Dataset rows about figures
= = = =

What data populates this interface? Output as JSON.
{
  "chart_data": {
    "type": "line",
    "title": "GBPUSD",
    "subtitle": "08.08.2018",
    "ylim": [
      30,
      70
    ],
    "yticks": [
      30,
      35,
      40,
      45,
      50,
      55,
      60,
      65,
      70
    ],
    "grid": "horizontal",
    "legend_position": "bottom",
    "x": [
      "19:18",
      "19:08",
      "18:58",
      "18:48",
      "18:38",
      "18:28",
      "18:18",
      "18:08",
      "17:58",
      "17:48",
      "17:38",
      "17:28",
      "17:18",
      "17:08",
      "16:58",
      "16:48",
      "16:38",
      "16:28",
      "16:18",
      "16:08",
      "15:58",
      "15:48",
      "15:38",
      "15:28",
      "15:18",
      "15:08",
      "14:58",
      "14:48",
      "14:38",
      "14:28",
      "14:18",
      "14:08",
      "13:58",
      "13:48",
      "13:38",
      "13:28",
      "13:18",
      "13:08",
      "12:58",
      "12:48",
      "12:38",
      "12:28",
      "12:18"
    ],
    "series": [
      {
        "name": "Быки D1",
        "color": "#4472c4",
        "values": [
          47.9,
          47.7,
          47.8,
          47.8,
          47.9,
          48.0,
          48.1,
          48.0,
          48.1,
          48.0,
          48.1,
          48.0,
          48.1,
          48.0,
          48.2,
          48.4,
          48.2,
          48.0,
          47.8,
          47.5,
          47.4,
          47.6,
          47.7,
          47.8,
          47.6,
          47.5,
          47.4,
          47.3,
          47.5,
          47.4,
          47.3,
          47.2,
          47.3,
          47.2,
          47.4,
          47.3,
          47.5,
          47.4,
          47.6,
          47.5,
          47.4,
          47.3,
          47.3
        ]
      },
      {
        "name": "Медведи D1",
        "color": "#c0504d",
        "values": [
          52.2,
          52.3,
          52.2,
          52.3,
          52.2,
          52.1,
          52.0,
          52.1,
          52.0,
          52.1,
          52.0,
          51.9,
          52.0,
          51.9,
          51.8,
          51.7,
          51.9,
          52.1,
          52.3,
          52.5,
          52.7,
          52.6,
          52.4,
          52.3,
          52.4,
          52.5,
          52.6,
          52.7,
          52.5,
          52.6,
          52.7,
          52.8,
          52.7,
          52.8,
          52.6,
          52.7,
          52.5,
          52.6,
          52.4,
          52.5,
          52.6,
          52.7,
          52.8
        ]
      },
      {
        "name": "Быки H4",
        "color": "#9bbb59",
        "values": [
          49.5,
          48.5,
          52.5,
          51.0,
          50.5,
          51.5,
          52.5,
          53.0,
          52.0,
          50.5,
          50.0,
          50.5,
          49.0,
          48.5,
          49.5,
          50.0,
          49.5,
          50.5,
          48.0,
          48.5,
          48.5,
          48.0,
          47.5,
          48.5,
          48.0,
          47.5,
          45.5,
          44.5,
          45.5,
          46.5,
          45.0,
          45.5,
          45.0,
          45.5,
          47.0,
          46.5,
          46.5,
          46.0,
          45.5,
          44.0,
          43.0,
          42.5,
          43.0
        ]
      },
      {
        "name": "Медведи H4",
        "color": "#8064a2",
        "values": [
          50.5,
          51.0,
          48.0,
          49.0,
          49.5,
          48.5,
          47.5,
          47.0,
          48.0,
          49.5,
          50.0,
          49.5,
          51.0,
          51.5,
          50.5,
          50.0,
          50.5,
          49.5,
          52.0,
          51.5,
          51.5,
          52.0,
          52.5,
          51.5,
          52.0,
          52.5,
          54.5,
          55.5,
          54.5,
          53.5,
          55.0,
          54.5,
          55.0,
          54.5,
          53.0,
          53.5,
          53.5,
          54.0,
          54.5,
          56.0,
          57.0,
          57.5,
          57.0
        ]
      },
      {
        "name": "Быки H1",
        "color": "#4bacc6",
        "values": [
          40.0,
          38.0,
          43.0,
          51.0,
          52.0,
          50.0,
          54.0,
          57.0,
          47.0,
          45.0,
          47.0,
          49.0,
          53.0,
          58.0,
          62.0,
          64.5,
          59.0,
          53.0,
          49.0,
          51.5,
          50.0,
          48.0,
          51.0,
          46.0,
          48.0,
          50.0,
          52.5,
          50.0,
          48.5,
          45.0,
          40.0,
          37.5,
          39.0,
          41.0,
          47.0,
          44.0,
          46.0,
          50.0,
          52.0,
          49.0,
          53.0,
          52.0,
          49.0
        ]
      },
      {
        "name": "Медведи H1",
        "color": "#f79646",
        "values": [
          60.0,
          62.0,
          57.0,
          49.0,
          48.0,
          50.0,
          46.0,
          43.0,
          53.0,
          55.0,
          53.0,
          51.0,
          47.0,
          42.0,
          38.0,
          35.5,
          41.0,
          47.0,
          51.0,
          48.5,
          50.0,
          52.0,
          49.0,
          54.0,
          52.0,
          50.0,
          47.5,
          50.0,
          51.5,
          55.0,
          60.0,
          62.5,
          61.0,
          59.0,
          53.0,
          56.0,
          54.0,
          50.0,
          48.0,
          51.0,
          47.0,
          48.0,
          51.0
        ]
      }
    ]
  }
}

= = = =

Problem requirements
Print all of the entries exactly as they appear.

Written solution
What data populates this interface? Output as JSON.
{
  "chart_data": {
    "type": "line",
    "title": "GBPUSD",
    "subtitle": "08.08.2018",
    "ylim": [
      30,
      70
    ],
    "yticks": [
      30,
      35,
      40,
      45,
      50,
      55,
      60,
      65,
      70
    ],
    "grid": "horizontal",
    "legend_position": "bottom",
    "x": [
      "19:18",
      "19:08",
      "18:58",
      "18:48",
      "18:38",
      "18:28",
      "18:18",
      "18:08",
      "17:58",
      "17:48",
      "17:38",
      "17:28",
      "17:18",
      "17:08",
      "16:58",
      "16:48",
      "16:38",
      "16:28",
      "16:18",
      "16:08",
      "15:58",
      "15:48",
      "15:38",
      "15:28",
      "15:18",
      "15:08",
      "14:58",
      "14:48",
      "14:38",
      "14:28",
      "14:18",
      "14:08",
      "13:58",
      "13:48",
      "13:38",
      "13:28",
      "13:18",
      "13:08",
      "12:58",
      "12:48",
      "12:38",
      "12:28",
      "12:18"
    ],
    "series": [
      {
        "name": "Быки D1",
        "color": "#4472c4",
        "values": [
          47.9,
          47.7,
          47.8,
          47.8,
          47.9,
          48.0,
          48.1,
          48.0,
          48.1,
          48.0,
          48.1,
          48.0,
          48.1,
          48.0,
          48.2,
          48.4,
          48.2,
          48.0,
          47.8,
          47.5,
          47.4,
          47.6,
          47.7,
          47.8,
          47.6,
          47.5,
          47.4,
          47.3,
          47.5,
          47.4,
          47.3,
          47.2,
          47.3,
          47.2,
          47.4,
          47.3,
          47.5,
          47.4,
          47.6,
          47.5,
          47.4,
          47.3,
          47.3
        ]
      },
      {
        "name": "Медведи D1",
        "color": "#c0504d",
        "values": [
          52.2,
          52.3,
          52.2,
          52.3,
          52.2,
          52.1,
          52.0,
          52.1,
          52.0,
          52.1,
          52.0,
          51.9,
          52.0,
          51.9,
          51.8,
          51.7,
          51.9,
          52.1,
          52.3,
          52.5,
          52.7,
          52.6,
          52.4,
          52.3,
          52.4,
          52.5,
          52.6,
          52.7,
          52.5,
          52.6,
          52.7,
          52.8,
          52.7,
          52.8,
          52.6,
          52.7,
          52.5,
          52.6,
          52.4,
          52.5,
          52.6,
          52.7,
          52.8
        ]
      },
      {
        "name": "Быки H4",
        "color": "#9bbb59",
        "values": [
          49.5,
          48.5,
          52.5,
          51.0,
          50.5,
          51.5,
          52.5,
          53.0,
          52.0,
          50.5,
          50.0,
          50.5,
          49.0,
          48.5,
          49.5,
          50.0,
          49.5,
          50.5,
          48.0,
          48.5,
          48.5,
          48.0,
          47.5,
          48.5,
          48.0,
          47.5,
          45.5,
          44.5,
          45.5,
          46.5,
          45.0,
          45.5,
          45.0,
          45.5,
          47.0,
          46.5,
          46.5,
          46.0,
          45.5,
          44.0,
          43.0,
          42.5,
          43.0
        ]
      },
      {
        "name": "Медведи H4",
        "color": "#8064a2",
        "values": [
          50.5,
          51.0,
          48.0,
          49.0,
          49.5,
          48.5,
          47.5,
          47.0,
          48.0,
          49.5,
          50.0,
          49.5,
          51.0,
          51.5,
          50.5,
          50.0,
          50.5,
          49.5,
          52.0,
          51.5,
          51.5,
          52.0,
          52.5,
          51.5,
          52.0,
          52.5,
          54.5,
          55.5,
          54.5,
          53.5,
          55.0,
          54.5,
          55.0,
          54.5,
          53.0,
          53.5,
          53.5,
          54.0,
          54.5,
          56.0,
          57.0,
          57.5,
          57.0
        ]
      },
      {
        "name": "Быки H1",
        "color": "#4bacc6",
        "values": [
          40.0,
          38.0,
          43.0,
          51.0,
          52.0,
          50.0,
          54.0,
          57.0,
          47.0,
          45.0,
          47.0,
          49.0,
          53.0,
          58.0,
          62.0,
          64.5,
          59.0,
          53.0,
          49.0,
          51.5,
          50.0,
          48.0,
          51.0,
          46.0,
          48.0,
          50.0,
          52.5,
          50.0,
          48.5,
          45.0,
          40.0,
          37.5,
          39.0,
          41.0,
          47.0,
          44.0,
          46.0,
          50.0,
          52.0,
          49.0,
          53.0,
          52.0,
          49.0
        ]
      },
      {
        "name": "Медведи H1",
        "color": "#f79646",
        "values": [
          60.0,
          62.0,
          57.0,
          49.0,
          48.0,
          50.0,
          46.0,
          43.0,
          53.0,
          55.0,
          53.0,
          51.0,
          47.0,
          42.0,
          38.0,
          35.5,
          41.0,
          47.0,
          51.0,
          48.5,
          50.0,
          52.0,
          49.0,
          54.0,
          52.0,
          50.0,
          47.5,
          50.0,
          51.5,
          55.0,
          60.0,
          62.5,
          61.0,
          59.0,
          53.0,
          56.0,
          54.0,
          50.0,
          48.0,
          51.0,
          47.0,
          48.0,
          51.0
        ]
      }
    ]
  }
}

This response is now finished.